▶ EXTRACTED DATA

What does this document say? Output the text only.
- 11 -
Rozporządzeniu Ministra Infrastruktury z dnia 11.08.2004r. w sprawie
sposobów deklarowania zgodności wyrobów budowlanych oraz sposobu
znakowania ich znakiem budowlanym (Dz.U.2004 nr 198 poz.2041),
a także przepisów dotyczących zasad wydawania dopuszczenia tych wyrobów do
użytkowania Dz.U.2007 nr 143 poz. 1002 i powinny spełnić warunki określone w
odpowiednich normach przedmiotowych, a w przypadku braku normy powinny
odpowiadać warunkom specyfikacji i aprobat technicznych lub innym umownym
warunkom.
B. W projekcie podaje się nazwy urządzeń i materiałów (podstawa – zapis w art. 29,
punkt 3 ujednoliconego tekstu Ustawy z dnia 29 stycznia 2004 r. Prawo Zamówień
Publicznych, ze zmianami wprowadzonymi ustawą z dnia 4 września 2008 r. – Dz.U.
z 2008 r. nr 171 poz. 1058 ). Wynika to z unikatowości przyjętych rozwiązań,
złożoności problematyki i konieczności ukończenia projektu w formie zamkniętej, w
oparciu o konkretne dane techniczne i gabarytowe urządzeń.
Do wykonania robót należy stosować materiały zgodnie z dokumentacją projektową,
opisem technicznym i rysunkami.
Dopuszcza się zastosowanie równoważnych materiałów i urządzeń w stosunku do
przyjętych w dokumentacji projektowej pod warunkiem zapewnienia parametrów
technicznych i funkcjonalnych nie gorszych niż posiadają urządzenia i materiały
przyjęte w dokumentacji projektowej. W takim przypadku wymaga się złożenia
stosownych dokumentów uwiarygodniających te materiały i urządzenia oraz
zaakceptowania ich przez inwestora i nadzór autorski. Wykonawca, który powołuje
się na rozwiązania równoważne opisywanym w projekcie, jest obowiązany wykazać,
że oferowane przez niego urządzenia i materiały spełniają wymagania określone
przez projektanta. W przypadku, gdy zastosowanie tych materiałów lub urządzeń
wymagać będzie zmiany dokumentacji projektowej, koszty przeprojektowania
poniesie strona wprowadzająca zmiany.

▶ BRIEF
From the listing above, collect every line that mentions the word "warunkom".

▶ ANSWER FOR THE TASK
odpowiadać warunkom specyfikacji i aprobat technicznych lub innym umownym
warunkom.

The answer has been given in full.